▼

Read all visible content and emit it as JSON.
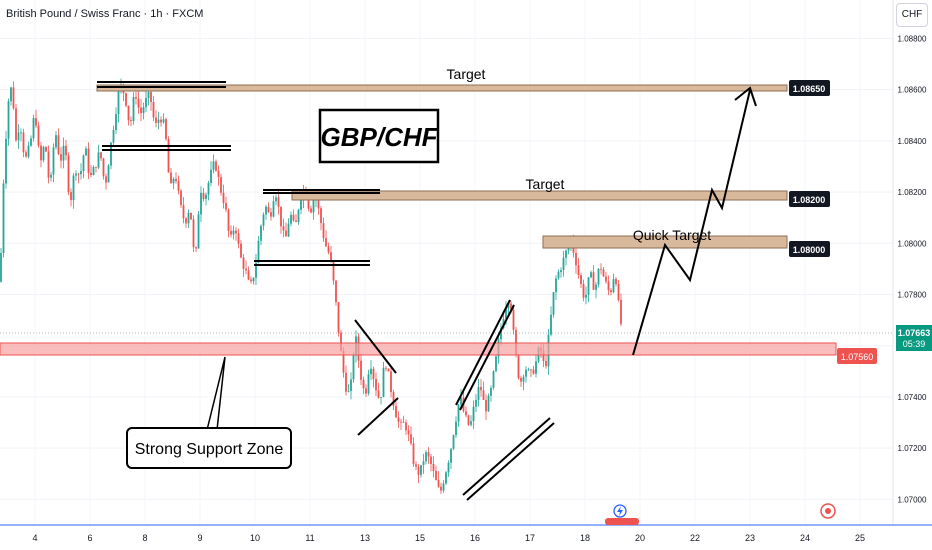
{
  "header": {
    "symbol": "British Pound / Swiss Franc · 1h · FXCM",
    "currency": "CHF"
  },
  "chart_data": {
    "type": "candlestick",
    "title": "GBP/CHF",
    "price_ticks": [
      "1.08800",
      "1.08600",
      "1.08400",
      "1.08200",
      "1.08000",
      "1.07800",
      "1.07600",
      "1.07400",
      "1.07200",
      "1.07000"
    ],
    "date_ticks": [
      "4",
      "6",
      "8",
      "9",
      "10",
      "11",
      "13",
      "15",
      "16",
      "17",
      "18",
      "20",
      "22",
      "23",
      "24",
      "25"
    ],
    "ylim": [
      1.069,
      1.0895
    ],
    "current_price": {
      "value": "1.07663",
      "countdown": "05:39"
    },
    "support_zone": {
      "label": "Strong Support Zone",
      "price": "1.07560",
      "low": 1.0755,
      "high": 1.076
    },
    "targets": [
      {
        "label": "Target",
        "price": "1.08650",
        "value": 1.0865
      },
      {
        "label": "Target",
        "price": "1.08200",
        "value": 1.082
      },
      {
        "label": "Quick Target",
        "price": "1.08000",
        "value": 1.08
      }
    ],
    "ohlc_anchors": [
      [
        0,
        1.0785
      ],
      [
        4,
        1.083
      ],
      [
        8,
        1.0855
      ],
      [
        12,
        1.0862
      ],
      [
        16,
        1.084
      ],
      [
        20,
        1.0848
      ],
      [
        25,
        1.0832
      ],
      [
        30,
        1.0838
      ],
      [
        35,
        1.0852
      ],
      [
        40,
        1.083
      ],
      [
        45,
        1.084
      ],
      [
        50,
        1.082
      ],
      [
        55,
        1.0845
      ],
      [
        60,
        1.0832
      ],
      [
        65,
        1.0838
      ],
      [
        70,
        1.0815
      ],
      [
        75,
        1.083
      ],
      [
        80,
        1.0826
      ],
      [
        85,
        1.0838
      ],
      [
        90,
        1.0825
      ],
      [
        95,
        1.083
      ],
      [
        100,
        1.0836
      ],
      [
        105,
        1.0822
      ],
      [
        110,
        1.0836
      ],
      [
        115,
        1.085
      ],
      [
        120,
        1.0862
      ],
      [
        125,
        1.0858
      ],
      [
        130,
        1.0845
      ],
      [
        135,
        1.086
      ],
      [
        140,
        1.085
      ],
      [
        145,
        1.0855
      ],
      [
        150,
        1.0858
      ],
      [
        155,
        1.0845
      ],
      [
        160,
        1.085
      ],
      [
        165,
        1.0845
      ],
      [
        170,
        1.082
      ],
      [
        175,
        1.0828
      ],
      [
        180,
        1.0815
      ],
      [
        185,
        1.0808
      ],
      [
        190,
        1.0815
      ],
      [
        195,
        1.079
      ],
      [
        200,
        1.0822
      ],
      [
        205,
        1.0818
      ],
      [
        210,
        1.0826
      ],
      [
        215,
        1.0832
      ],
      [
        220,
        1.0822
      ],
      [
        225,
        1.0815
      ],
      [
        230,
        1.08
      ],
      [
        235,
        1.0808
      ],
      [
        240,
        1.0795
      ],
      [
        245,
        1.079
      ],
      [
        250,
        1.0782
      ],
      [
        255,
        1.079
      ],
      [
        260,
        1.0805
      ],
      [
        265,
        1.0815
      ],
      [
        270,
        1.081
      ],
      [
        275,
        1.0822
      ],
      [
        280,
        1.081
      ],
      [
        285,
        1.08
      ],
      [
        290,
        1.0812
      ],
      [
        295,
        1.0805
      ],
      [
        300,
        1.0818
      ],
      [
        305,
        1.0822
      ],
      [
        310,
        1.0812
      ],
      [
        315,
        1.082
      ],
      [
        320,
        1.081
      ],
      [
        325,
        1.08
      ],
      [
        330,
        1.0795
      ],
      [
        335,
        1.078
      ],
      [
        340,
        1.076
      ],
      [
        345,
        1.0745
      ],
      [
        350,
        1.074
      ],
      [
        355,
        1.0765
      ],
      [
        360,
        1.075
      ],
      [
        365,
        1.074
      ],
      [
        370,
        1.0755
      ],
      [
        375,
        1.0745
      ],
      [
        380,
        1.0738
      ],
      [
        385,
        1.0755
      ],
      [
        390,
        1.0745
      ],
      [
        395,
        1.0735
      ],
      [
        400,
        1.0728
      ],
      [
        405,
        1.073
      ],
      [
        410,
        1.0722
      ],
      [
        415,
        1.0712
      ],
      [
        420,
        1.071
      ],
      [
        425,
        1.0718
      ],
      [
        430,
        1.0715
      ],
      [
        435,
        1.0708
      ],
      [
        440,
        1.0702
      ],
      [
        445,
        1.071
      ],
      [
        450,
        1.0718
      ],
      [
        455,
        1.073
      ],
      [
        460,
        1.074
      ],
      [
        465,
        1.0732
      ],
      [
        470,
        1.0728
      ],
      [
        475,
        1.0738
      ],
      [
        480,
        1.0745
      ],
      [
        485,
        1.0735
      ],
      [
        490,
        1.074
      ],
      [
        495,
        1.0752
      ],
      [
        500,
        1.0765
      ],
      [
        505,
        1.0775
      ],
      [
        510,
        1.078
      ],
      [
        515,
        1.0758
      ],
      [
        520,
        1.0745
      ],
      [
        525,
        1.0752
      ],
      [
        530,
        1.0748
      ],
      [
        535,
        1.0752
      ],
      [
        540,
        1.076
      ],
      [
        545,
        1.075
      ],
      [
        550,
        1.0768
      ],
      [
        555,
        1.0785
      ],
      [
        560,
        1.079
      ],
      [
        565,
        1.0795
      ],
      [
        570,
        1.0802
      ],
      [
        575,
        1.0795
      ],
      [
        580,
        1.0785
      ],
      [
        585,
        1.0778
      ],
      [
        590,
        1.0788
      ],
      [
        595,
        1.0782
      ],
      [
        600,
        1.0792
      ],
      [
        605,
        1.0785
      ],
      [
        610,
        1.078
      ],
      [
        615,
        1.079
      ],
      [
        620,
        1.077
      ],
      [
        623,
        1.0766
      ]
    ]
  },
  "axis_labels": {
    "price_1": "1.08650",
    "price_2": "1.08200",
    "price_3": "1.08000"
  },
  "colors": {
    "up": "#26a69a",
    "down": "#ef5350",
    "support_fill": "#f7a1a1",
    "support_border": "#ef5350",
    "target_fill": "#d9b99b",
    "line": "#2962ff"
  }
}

▲

**Task goal**
Every entry must be reproduced exactly, with the images left out.

**Solution**
Read all visible content and emit it as JSON.
{
  "header": {
    "symbol": "British Pound / Swiss Franc · 1h · FXCM",
    "currency": "CHF"
  },
  "chart_data": {
    "type": "candlestick",
    "title": "GBP/CHF",
    "price_ticks": [
      "1.08800",
      "1.08600",
      "1.08400",
      "1.08200",
      "1.08000",
      "1.07800",
      "1.07600",
      "1.07400",
      "1.07200",
      "1.07000"
    ],
    "date_ticks": [
      "4",
      "6",
      "8",
      "9",
      "10",
      "11",
      "13",
      "15",
      "16",
      "17",
      "18",
      "20",
      "22",
      "23",
      "24",
      "25"
    ],
    "ylim": [
      1.069,
      1.0895
    ],
    "current_price": {
      "value": "1.07663",
      "countdown": "05:39"
    },
    "support_zone": {
      "label": "Strong Support Zone",
      "price": "1.07560",
      "low": 1.0755,
      "high": 1.076
    },
    "targets": [
      {
        "label": "Target",
        "price": "1.08650",
        "value": 1.0865
      },
      {
        "label": "Target",
        "price": "1.08200",
        "value": 1.082
      },
      {
        "label": "Quick Target",
        "price": "1.08000",
        "value": 1.08
      }
    ],
    "ohlc_anchors": [
      [
        0,
        1.0785
      ],
      [
        4,
        1.083
      ],
      [
        8,
        1.0855
      ],
      [
        12,
        1.0862
      ],
      [
        16,
        1.084
      ],
      [
        20,
        1.0848
      ],
      [
        25,
        1.0832
      ],
      [
        30,
        1.0838
      ],
      [
        35,
        1.0852
      ],
      [
        40,
        1.083
      ],
      [
        45,
        1.084
      ],
      [
        50,
        1.082
      ],
      [
        55,
        1.0845
      ],
      [
        60,
        1.0832
      ],
      [
        65,
        1.0838
      ],
      [
        70,
        1.0815
      ],
      [
        75,
        1.083
      ],
      [
        80,
        1.0826
      ],
      [
        85,
        1.0838
      ],
      [
        90,
        1.0825
      ],
      [
        95,
        1.083
      ],
      [
        100,
        1.0836
      ],
      [
        105,
        1.0822
      ],
      [
        110,
        1.0836
      ],
      [
        115,
        1.085
      ],
      [
        120,
        1.0862
      ],
      [
        125,
        1.0858
      ],
      [
        130,
        1.0845
      ],
      [
        135,
        1.086
      ],
      [
        140,
        1.085
      ],
      [
        145,
        1.0855
      ],
      [
        150,
        1.0858
      ],
      [
        155,
        1.0845
      ],
      [
        160,
        1.085
      ],
      [
        165,
        1.0845
      ],
      [
        170,
        1.082
      ],
      [
        175,
        1.0828
      ],
      [
        180,
        1.0815
      ],
      [
        185,
        1.0808
      ],
      [
        190,
        1.0815
      ],
      [
        195,
        1.079
      ],
      [
        200,
        1.0822
      ],
      [
        205,
        1.0818
      ],
      [
        210,
        1.0826
      ],
      [
        215,
        1.0832
      ],
      [
        220,
        1.0822
      ],
      [
        225,
        1.0815
      ],
      [
        230,
        1.08
      ],
      [
        235,
        1.0808
      ],
      [
        240,
        1.0795
      ],
      [
        245,
        1.079
      ],
      [
        250,
        1.0782
      ],
      [
        255,
        1.079
      ],
      [
        260,
        1.0805
      ],
      [
        265,
        1.0815
      ],
      [
        270,
        1.081
      ],
      [
        275,
        1.0822
      ],
      [
        280,
        1.081
      ],
      [
        285,
        1.08
      ],
      [
        290,
        1.0812
      ],
      [
        295,
        1.0805
      ],
      [
        300,
        1.0818
      ],
      [
        305,
        1.0822
      ],
      [
        310,
        1.0812
      ],
      [
        315,
        1.082
      ],
      [
        320,
        1.081
      ],
      [
        325,
        1.08
      ],
      [
        330,
        1.0795
      ],
      [
        335,
        1.078
      ],
      [
        340,
        1.076
      ],
      [
        345,
        1.0745
      ],
      [
        350,
        1.074
      ],
      [
        355,
        1.0765
      ],
      [
        360,
        1.075
      ],
      [
        365,
        1.074
      ],
      [
        370,
        1.0755
      ],
      [
        375,
        1.0745
      ],
      [
        380,
        1.0738
      ],
      [
        385,
        1.0755
      ],
      [
        390,
        1.0745
      ],
      [
        395,
        1.0735
      ],
      [
        400,
        1.0728
      ],
      [
        405,
        1.073
      ],
      [
        410,
        1.0722
      ],
      [
        415,
        1.0712
      ],
      [
        420,
        1.071
      ],
      [
        425,
        1.0718
      ],
      [
        430,
        1.0715
      ],
      [
        435,
        1.0708
      ],
      [
        440,
        1.0702
      ],
      [
        445,
        1.071
      ],
      [
        450,
        1.0718
      ],
      [
        455,
        1.073
      ],
      [
        460,
        1.074
      ],
      [
        465,
        1.0732
      ],
      [
        470,
        1.0728
      ],
      [
        475,
        1.0738
      ],
      [
        480,
        1.0745
      ],
      [
        485,
        1.0735
      ],
      [
        490,
        1.074
      ],
      [
        495,
        1.0752
      ],
      [
        500,
        1.0765
      ],
      [
        505,
        1.0775
      ],
      [
        510,
        1.078
      ],
      [
        515,
        1.0758
      ],
      [
        520,
        1.0745
      ],
      [
        525,
        1.0752
      ],
      [
        530,
        1.0748
      ],
      [
        535,
        1.0752
      ],
      [
        540,
        1.076
      ],
      [
        545,
        1.075
      ],
      [
        550,
        1.0768
      ],
      [
        555,
        1.0785
      ],
      [
        560,
        1.079
      ],
      [
        565,
        1.0795
      ],
      [
        570,
        1.0802
      ],
      [
        575,
        1.0795
      ],
      [
        580,
        1.0785
      ],
      [
        585,
        1.0778
      ],
      [
        590,
        1.0788
      ],
      [
        595,
        1.0782
      ],
      [
        600,
        1.0792
      ],
      [
        605,
        1.0785
      ],
      [
        610,
        1.078
      ],
      [
        615,
        1.079
      ],
      [
        620,
        1.077
      ],
      [
        623,
        1.0766
      ]
    ]
  },
  "axis_labels": {
    "price_1": "1.08650",
    "price_2": "1.08200",
    "price_3": "1.08000"
  },
  "colors": {
    "up": "#26a69a",
    "down": "#ef5350",
    "support_fill": "#f7a1a1",
    "support_border": "#ef5350",
    "target_fill": "#d9b99b",
    "line": "#2962ff"
  }
}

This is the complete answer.